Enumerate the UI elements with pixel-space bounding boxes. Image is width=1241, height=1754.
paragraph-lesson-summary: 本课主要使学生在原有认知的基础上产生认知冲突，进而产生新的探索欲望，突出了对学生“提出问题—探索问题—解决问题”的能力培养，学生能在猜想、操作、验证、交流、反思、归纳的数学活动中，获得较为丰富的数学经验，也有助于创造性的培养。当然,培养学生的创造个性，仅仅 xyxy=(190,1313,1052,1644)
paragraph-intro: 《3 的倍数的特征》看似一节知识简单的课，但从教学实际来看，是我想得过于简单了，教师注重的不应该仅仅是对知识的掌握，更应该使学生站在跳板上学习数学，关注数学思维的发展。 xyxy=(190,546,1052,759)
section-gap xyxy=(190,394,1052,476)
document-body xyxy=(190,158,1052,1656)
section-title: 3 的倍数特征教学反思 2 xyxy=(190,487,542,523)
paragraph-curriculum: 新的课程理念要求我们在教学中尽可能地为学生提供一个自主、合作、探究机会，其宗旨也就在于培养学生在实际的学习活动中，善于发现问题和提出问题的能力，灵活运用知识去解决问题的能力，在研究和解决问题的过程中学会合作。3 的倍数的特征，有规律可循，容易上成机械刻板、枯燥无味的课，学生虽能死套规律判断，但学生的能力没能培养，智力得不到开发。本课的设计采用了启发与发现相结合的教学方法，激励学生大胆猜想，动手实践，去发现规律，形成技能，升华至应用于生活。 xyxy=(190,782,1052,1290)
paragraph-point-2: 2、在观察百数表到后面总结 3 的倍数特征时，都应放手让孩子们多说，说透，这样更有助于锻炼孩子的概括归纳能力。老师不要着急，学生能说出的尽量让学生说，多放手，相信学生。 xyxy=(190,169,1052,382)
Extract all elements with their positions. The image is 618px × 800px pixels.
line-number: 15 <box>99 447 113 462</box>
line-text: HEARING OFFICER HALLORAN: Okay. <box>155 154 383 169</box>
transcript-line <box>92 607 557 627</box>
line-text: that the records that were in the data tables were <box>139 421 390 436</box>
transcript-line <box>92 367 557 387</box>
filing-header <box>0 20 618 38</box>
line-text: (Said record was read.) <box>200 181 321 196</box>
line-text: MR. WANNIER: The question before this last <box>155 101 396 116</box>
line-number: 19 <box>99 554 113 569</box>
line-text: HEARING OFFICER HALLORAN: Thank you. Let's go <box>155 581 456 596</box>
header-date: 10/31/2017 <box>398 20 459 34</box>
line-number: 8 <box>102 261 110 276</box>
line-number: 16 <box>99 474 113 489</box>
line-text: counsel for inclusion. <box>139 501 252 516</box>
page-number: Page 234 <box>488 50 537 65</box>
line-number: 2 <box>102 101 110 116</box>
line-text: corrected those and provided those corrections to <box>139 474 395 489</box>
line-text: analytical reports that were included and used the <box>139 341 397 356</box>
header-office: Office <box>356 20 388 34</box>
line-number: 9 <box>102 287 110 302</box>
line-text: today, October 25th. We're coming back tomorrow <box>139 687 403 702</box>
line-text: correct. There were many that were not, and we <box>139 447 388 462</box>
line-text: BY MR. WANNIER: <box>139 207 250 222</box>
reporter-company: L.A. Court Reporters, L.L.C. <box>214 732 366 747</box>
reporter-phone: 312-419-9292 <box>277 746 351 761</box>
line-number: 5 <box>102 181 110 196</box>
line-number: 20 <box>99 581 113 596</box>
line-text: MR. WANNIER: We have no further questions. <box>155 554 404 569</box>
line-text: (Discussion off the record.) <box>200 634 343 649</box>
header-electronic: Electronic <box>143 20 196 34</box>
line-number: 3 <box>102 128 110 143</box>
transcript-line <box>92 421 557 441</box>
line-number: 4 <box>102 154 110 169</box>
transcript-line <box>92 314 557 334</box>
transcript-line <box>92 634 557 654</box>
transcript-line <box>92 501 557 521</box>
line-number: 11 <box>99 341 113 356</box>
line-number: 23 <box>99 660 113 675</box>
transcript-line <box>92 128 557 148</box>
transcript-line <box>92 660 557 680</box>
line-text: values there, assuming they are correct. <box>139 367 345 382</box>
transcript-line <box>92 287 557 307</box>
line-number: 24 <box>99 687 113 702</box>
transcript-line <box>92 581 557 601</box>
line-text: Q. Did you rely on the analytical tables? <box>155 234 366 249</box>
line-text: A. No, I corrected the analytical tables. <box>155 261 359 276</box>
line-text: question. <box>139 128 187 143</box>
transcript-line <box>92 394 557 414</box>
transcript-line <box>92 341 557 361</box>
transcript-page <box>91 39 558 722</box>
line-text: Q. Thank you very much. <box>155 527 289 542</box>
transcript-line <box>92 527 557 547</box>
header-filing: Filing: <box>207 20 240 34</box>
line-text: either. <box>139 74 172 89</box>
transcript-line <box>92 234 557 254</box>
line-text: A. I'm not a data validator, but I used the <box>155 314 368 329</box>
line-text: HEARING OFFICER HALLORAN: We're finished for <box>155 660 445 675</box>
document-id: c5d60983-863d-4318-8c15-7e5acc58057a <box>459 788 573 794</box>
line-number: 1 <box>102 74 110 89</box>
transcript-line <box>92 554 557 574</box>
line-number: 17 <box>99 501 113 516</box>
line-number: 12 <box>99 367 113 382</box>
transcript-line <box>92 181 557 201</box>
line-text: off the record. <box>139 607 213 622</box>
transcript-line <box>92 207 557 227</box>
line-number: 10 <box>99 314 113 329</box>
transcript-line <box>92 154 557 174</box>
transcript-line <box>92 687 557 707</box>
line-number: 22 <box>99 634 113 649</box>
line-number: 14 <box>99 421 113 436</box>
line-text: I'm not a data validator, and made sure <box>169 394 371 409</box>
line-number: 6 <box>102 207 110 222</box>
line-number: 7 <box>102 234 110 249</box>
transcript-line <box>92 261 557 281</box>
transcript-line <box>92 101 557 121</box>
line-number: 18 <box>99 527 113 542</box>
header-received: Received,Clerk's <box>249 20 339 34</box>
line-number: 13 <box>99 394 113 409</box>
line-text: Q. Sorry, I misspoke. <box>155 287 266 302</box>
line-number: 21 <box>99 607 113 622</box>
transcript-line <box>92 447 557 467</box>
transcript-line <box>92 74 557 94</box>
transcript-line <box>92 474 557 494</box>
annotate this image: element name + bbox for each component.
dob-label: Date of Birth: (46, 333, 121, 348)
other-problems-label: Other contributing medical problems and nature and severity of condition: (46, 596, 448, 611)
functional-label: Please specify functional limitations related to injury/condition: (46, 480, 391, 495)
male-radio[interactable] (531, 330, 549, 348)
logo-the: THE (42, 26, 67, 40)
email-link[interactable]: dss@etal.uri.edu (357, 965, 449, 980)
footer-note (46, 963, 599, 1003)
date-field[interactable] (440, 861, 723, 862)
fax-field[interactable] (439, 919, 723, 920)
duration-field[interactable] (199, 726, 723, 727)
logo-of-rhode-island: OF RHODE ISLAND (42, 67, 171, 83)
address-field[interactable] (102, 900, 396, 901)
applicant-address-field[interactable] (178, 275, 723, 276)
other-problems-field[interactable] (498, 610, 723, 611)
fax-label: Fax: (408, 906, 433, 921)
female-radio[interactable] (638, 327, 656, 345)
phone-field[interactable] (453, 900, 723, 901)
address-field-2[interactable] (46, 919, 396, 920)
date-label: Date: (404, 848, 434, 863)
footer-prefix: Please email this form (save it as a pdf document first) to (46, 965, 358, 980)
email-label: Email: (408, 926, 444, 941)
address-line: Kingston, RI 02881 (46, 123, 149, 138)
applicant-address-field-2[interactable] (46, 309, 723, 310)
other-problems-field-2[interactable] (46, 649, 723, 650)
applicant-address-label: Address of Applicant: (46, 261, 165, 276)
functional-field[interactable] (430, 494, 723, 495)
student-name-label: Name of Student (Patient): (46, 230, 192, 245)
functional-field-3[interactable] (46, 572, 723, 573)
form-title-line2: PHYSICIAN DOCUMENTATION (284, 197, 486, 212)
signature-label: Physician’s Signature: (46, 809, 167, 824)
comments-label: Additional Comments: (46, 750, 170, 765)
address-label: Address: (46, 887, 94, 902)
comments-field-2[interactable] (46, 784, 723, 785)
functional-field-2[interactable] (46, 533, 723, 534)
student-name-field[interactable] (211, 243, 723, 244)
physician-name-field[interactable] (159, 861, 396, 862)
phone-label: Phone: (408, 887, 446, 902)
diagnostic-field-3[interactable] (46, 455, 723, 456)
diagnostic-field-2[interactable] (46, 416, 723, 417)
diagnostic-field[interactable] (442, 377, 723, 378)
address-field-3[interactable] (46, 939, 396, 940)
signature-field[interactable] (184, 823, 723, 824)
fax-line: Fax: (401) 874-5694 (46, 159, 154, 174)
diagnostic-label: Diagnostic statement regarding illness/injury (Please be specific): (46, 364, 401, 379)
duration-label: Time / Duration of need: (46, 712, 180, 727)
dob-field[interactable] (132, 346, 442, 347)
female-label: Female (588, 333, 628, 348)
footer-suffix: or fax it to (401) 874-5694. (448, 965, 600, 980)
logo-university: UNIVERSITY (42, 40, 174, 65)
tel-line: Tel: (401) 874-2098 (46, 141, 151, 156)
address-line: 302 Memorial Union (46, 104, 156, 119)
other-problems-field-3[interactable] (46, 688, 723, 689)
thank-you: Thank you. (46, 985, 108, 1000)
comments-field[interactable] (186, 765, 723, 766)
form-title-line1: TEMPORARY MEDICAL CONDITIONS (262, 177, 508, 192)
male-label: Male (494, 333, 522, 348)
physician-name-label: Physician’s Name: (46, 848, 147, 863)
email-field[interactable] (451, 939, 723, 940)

▶ _Directive_: Count the lines in the records above that contain the string "logo" with matching case, and give only that number.

▶ _Exercise output_: 3